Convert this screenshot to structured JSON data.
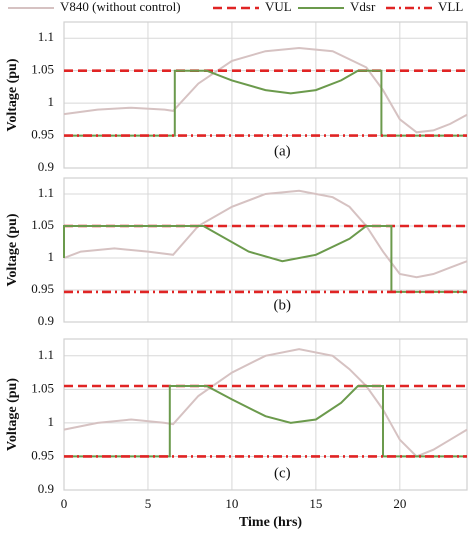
{
  "chart_data": [
    {
      "type": "line",
      "annotation": "(a)",
      "ylabel": "Voltage (pu)",
      "xlim": [
        0,
        24
      ],
      "ylim": [
        0.9,
        1.125
      ],
      "yticks": [
        0.9,
        0.95,
        1,
        1.05,
        1.1
      ],
      "grid": true,
      "series": [
        {
          "name": "V840 (without control)",
          "color": "#d6c2c2",
          "linestyle": "solid",
          "x": [
            0,
            2,
            4,
            6,
            6.5,
            8,
            10,
            12,
            14,
            16,
            18,
            19,
            20,
            21,
            22,
            23,
            24
          ],
          "values": [
            0.983,
            0.99,
            0.993,
            0.99,
            0.988,
            1.03,
            1.065,
            1.08,
            1.085,
            1.08,
            1.055,
            1.02,
            0.975,
            0.955,
            0.958,
            0.968,
            0.982
          ]
        },
        {
          "name": "VUL",
          "color": "#e02424",
          "linestyle": "dashed",
          "x": [
            0,
            24
          ],
          "values": [
            1.05,
            1.05
          ]
        },
        {
          "name": "Vdsr",
          "color": "#6b9a4c",
          "linestyle": "solid",
          "x": [
            0,
            6.6,
            6.6,
            8.5,
            10,
            12,
            13.5,
            15,
            16.5,
            17.5,
            18.9,
            18.9,
            24
          ],
          "values": [
            0.95,
            0.95,
            1.05,
            1.05,
            1.035,
            1.02,
            1.015,
            1.02,
            1.035,
            1.05,
            1.05,
            0.95,
            0.95
          ]
        },
        {
          "name": "VLL",
          "color": "#e02424",
          "linestyle": "dashdot",
          "x": [
            0,
            24
          ],
          "values": [
            0.95,
            0.95
          ]
        }
      ]
    },
    {
      "type": "line",
      "annotation": "(b)",
      "ylabel": "Voltage (pu)",
      "xlim": [
        0,
        24
      ],
      "ylim": [
        0.9,
        1.125
      ],
      "yticks": [
        0.9,
        0.95,
        1,
        1.05,
        1.1
      ],
      "grid": true,
      "series": [
        {
          "color": "#d6c2c2",
          "linestyle": "solid",
          "x": [
            0,
            1,
            3,
            5,
            6.5,
            8,
            10,
            12,
            14,
            16,
            17,
            18,
            19,
            20,
            21,
            22,
            23,
            24
          ],
          "values": [
            1.0,
            1.01,
            1.015,
            1.01,
            1.005,
            1.05,
            1.08,
            1.1,
            1.105,
            1.095,
            1.08,
            1.05,
            1.01,
            0.975,
            0.97,
            0.975,
            0.985,
            0.995
          ]
        },
        {
          "color": "#e02424",
          "linestyle": "dashed",
          "x": [
            0,
            24
          ],
          "values": [
            1.05,
            1.05
          ]
        },
        {
          "color": "#6b9a4c",
          "linestyle": "solid",
          "x": [
            0,
            0,
            8.3,
            11,
            13,
            15,
            17,
            18,
            19.5,
            19.5,
            24
          ],
          "values": [
            1.0,
            1.05,
            1.05,
            1.01,
            0.995,
            1.005,
            1.03,
            1.05,
            1.05,
            0.947,
            0.947
          ]
        },
        {
          "color": "#e02424",
          "linestyle": "dashdot",
          "x": [
            0,
            24
          ],
          "values": [
            0.947,
            0.947
          ]
        }
      ]
    },
    {
      "type": "line",
      "annotation": "(c)",
      "ylabel": "Voltage (pu)",
      "xlabel": "Time (hrs)",
      "xlim": [
        0,
        24
      ],
      "ylim": [
        0.9,
        1.125
      ],
      "xticks": [
        0,
        5,
        10,
        15,
        20
      ],
      "yticks": [
        0.9,
        0.95,
        1,
        1.05,
        1.1
      ],
      "grid": true,
      "series": [
        {
          "color": "#d6c2c2",
          "linestyle": "solid",
          "x": [
            0,
            2,
            4,
            6,
            6.5,
            8,
            10,
            12,
            14,
            16,
            17,
            18,
            19,
            20,
            21,
            22,
            23,
            24
          ],
          "values": [
            0.99,
            1.0,
            1.005,
            1.0,
            0.998,
            1.04,
            1.075,
            1.1,
            1.11,
            1.1,
            1.08,
            1.055,
            1.02,
            0.975,
            0.95,
            0.96,
            0.975,
            0.99
          ]
        },
        {
          "color": "#e02424",
          "linestyle": "dashed",
          "x": [
            0,
            24
          ],
          "values": [
            1.055,
            1.055
          ]
        },
        {
          "color": "#6b9a4c",
          "linestyle": "solid",
          "x": [
            0,
            6.3,
            6.3,
            8.5,
            10,
            12,
            13.5,
            15,
            16.5,
            17.5,
            19,
            19,
            24
          ],
          "values": [
            0.95,
            0.95,
            1.055,
            1.055,
            1.035,
            1.01,
            1.0,
            1.005,
            1.03,
            1.055,
            1.055,
            0.95,
            0.95
          ]
        },
        {
          "color": "#e02424",
          "linestyle": "dashdot",
          "x": [
            0,
            24
          ],
          "values": [
            0.95,
            0.95
          ]
        }
      ]
    }
  ]
}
────────────────────────────────────────
* THE PROBLEM *
Each line in the records above should be reproduced exactly; images are not copied.

* SOLUTION FOR THIS EXERCISE *
Convert this screenshot to structured JSON data.
{
  "chart_data": [
    {
      "type": "line",
      "annotation": "(a)",
      "ylabel": "Voltage (pu)",
      "xlim": [
        0,
        24
      ],
      "ylim": [
        0.9,
        1.125
      ],
      "yticks": [
        0.9,
        0.95,
        1,
        1.05,
        1.1
      ],
      "grid": true,
      "series": [
        {
          "name": "V840 (without control)",
          "color": "#d6c2c2",
          "linestyle": "solid",
          "x": [
            0,
            2,
            4,
            6,
            6.5,
            8,
            10,
            12,
            14,
            16,
            18,
            19,
            20,
            21,
            22,
            23,
            24
          ],
          "values": [
            0.983,
            0.99,
            0.993,
            0.99,
            0.988,
            1.03,
            1.065,
            1.08,
            1.085,
            1.08,
            1.055,
            1.02,
            0.975,
            0.955,
            0.958,
            0.968,
            0.982
          ]
        },
        {
          "name": "VUL",
          "color": "#e02424",
          "linestyle": "dashed",
          "x": [
            0,
            24
          ],
          "values": [
            1.05,
            1.05
          ]
        },
        {
          "name": "Vdsr",
          "color": "#6b9a4c",
          "linestyle": "solid",
          "x": [
            0,
            6.6,
            6.6,
            8.5,
            10,
            12,
            13.5,
            15,
            16.5,
            17.5,
            18.9,
            18.9,
            24
          ],
          "values": [
            0.95,
            0.95,
            1.05,
            1.05,
            1.035,
            1.02,
            1.015,
            1.02,
            1.035,
            1.05,
            1.05,
            0.95,
            0.95
          ]
        },
        {
          "name": "VLL",
          "color": "#e02424",
          "linestyle": "dashdot",
          "x": [
            0,
            24
          ],
          "values": [
            0.95,
            0.95
          ]
        }
      ]
    },
    {
      "type": "line",
      "annotation": "(b)",
      "ylabel": "Voltage (pu)",
      "xlim": [
        0,
        24
      ],
      "ylim": [
        0.9,
        1.125
      ],
      "yticks": [
        0.9,
        0.95,
        1,
        1.05,
        1.1
      ],
      "grid": true,
      "series": [
        {
          "color": "#d6c2c2",
          "linestyle": "solid",
          "x": [
            0,
            1,
            3,
            5,
            6.5,
            8,
            10,
            12,
            14,
            16,
            17,
            18,
            19,
            20,
            21,
            22,
            23,
            24
          ],
          "values": [
            1.0,
            1.01,
            1.015,
            1.01,
            1.005,
            1.05,
            1.08,
            1.1,
            1.105,
            1.095,
            1.08,
            1.05,
            1.01,
            0.975,
            0.97,
            0.975,
            0.985,
            0.995
          ]
        },
        {
          "color": "#e02424",
          "linestyle": "dashed",
          "x": [
            0,
            24
          ],
          "values": [
            1.05,
            1.05
          ]
        },
        {
          "color": "#6b9a4c",
          "linestyle": "solid",
          "x": [
            0,
            0,
            8.3,
            11,
            13,
            15,
            17,
            18,
            19.5,
            19.5,
            24
          ],
          "values": [
            1.0,
            1.05,
            1.05,
            1.01,
            0.995,
            1.005,
            1.03,
            1.05,
            1.05,
            0.947,
            0.947
          ]
        },
        {
          "color": "#e02424",
          "linestyle": "dashdot",
          "x": [
            0,
            24
          ],
          "values": [
            0.947,
            0.947
          ]
        }
      ]
    },
    {
      "type": "line",
      "annotation": "(c)",
      "ylabel": "Voltage (pu)",
      "xlabel": "Time (hrs)",
      "xlim": [
        0,
        24
      ],
      "ylim": [
        0.9,
        1.125
      ],
      "xticks": [
        0,
        5,
        10,
        15,
        20
      ],
      "yticks": [
        0.9,
        0.95,
        1,
        1.05,
        1.1
      ],
      "grid": true,
      "series": [
        {
          "color": "#d6c2c2",
          "linestyle": "solid",
          "x": [
            0,
            2,
            4,
            6,
            6.5,
            8,
            10,
            12,
            14,
            16,
            17,
            18,
            19,
            20,
            21,
            22,
            23,
            24
          ],
          "values": [
            0.99,
            1.0,
            1.005,
            1.0,
            0.998,
            1.04,
            1.075,
            1.1,
            1.11,
            1.1,
            1.08,
            1.055,
            1.02,
            0.975,
            0.95,
            0.96,
            0.975,
            0.99
          ]
        },
        {
          "color": "#e02424",
          "linestyle": "dashed",
          "x": [
            0,
            24
          ],
          "values": [
            1.055,
            1.055
          ]
        },
        {
          "color": "#6b9a4c",
          "linestyle": "solid",
          "x": [
            0,
            6.3,
            6.3,
            8.5,
            10,
            12,
            13.5,
            15,
            16.5,
            17.5,
            19,
            19,
            24
          ],
          "values": [
            0.95,
            0.95,
            1.055,
            1.055,
            1.035,
            1.01,
            1.0,
            1.005,
            1.03,
            1.055,
            1.055,
            0.95,
            0.95
          ]
        },
        {
          "color": "#e02424",
          "linestyle": "dashdot",
          "x": [
            0,
            24
          ],
          "values": [
            0.95,
            0.95
          ]
        }
      ]
    }
  ]
}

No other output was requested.